═════ TEXT EXTRACT ═════

# How much should I feed my baby hedgehog?



## darthvader (Jul 15, 2013)

Khalisa Is My First Hedgehog And She Is 3 And A Half Months Old. When I Full Up Her Food Bowl She Will Sit There And Eat All Of It Non Stop All Day. I Feel Like It Is Way To Much Food, And I Don't Want Her To Become Obese. Is It Because She Is Just A Baby? Or Is There A Limit That She Should Have?:?:


----------



## definitelydeven (Jul 8, 2013)

I just make sure my baby has low fat food.


----------



## nikki (Aug 28, 2008)

About how much does the bowl hold? Babies should be free fed and they eat a lot. What are you feeding her?


----------



## darthvader (Jul 15, 2013)

her bowl is pretty big, it is deep. I'm feeding her chicken for the cats soul lite.


----------



## nikki (Aug 28, 2008)

Can you measure how much the bowl holds? otherwise its pretty hard to say if she's eating more than normal.


----------



## JulieAnne (Sep 3, 2012)

Nikki is right, of course. I always measure how much food I put in my hedgies bowls, and how much is left over. Same with water. That way I know if they are eating/ drinking more or less than usual.


----------



## darthvader (Jul 15, 2013)

it fits about 5 tbs of her food


----------



## nikki (Aug 28, 2008)

That's really not a huge amount, it might be more than some eat, but she is still young and growing. Has she always eaten that much? She could be going through a growth spurt. I would still keep free feeding her unless she starts to show signs of obesity.


----------



## darthvader (Jul 15, 2013)

I Will Thanks For The Advice!


----------

═════ RECORDS PROVIDED ═════

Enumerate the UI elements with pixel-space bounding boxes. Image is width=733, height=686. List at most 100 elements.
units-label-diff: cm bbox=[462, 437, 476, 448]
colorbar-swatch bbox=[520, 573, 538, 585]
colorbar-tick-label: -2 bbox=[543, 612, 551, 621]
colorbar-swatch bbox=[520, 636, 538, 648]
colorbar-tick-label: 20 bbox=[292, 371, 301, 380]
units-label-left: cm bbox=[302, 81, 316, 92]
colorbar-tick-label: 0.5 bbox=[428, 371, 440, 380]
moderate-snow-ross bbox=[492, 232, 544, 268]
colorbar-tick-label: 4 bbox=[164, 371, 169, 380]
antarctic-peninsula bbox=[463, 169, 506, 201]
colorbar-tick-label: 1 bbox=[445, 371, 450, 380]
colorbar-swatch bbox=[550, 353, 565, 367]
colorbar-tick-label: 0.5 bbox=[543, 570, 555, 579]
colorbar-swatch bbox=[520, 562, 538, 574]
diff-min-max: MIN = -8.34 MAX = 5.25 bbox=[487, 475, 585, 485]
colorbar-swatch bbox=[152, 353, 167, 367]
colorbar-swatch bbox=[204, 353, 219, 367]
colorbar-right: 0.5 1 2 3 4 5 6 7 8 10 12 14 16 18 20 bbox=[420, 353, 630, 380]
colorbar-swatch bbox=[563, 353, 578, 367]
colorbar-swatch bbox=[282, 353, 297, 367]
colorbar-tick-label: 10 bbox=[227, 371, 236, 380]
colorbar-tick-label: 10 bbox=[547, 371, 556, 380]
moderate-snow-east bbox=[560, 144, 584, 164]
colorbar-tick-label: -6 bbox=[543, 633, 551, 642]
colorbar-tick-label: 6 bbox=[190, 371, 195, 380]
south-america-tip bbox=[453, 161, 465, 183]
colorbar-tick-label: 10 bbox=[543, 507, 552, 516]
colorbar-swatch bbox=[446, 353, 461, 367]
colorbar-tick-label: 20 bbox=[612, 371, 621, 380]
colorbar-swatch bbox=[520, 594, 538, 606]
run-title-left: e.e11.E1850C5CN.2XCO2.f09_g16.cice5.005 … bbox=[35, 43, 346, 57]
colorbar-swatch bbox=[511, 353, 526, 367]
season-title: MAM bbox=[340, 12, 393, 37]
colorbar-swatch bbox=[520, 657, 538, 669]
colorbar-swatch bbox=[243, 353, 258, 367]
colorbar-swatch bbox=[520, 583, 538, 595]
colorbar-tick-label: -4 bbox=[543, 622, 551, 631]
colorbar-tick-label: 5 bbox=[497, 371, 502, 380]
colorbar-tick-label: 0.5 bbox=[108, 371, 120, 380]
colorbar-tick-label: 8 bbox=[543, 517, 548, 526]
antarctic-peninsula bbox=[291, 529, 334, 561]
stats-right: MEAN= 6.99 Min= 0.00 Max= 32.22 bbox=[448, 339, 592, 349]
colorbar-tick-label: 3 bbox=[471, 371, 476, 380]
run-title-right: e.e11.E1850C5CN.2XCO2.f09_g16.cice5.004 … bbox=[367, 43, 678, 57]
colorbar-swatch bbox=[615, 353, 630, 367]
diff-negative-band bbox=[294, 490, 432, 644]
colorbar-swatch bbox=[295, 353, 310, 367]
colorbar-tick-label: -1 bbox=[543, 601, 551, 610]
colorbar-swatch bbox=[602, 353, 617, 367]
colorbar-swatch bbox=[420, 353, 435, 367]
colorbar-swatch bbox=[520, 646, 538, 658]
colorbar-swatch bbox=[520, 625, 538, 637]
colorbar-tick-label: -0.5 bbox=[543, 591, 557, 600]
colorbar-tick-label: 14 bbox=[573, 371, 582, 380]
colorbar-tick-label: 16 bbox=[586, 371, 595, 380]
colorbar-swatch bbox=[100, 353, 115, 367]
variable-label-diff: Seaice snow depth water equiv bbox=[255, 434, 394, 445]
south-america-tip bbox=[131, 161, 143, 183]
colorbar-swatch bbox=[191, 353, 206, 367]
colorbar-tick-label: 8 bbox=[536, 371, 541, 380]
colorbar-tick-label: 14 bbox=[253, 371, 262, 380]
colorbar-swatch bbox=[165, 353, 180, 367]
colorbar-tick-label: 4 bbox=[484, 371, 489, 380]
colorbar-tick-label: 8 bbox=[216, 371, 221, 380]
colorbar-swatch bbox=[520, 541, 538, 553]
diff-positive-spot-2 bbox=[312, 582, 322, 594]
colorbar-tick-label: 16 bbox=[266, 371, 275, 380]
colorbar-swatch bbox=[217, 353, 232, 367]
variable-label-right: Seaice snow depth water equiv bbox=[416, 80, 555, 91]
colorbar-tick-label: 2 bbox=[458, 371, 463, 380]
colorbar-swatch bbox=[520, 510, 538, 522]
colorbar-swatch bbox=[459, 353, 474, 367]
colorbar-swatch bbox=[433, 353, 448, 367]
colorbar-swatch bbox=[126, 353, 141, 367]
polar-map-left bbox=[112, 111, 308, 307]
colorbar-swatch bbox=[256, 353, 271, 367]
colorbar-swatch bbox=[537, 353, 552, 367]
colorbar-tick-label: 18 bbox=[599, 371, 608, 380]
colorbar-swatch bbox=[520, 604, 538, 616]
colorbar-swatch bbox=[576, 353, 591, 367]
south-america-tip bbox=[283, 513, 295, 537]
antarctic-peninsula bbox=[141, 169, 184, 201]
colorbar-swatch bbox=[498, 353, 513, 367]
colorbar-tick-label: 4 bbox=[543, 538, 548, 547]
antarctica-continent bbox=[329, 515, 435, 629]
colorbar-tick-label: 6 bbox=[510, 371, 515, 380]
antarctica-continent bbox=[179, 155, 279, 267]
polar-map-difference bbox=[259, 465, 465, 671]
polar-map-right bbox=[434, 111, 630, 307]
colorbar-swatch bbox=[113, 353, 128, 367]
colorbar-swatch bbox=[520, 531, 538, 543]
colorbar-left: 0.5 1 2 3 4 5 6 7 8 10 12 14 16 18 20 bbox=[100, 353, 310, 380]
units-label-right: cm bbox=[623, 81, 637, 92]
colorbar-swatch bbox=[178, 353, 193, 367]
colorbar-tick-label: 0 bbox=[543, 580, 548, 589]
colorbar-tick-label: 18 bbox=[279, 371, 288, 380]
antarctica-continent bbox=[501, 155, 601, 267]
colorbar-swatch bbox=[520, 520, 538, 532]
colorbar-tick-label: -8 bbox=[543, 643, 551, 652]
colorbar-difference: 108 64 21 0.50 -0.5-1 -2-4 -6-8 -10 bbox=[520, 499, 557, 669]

═════

Return the passage of the hedgehog feeding thread starting with "## definitelydeven (Jul" and going on through "you feeding her?", copied word for word. None of the rows are needed here.

▸ **FINISHED TASK**:
## definitelydeven (Jul 8, 2013)

I just make sure my baby has low fat food.


----------



## nikki (Aug 28, 2008)

About how much does the bowl hold? Babies should be free fed and they eat a lot. What are you feeding her?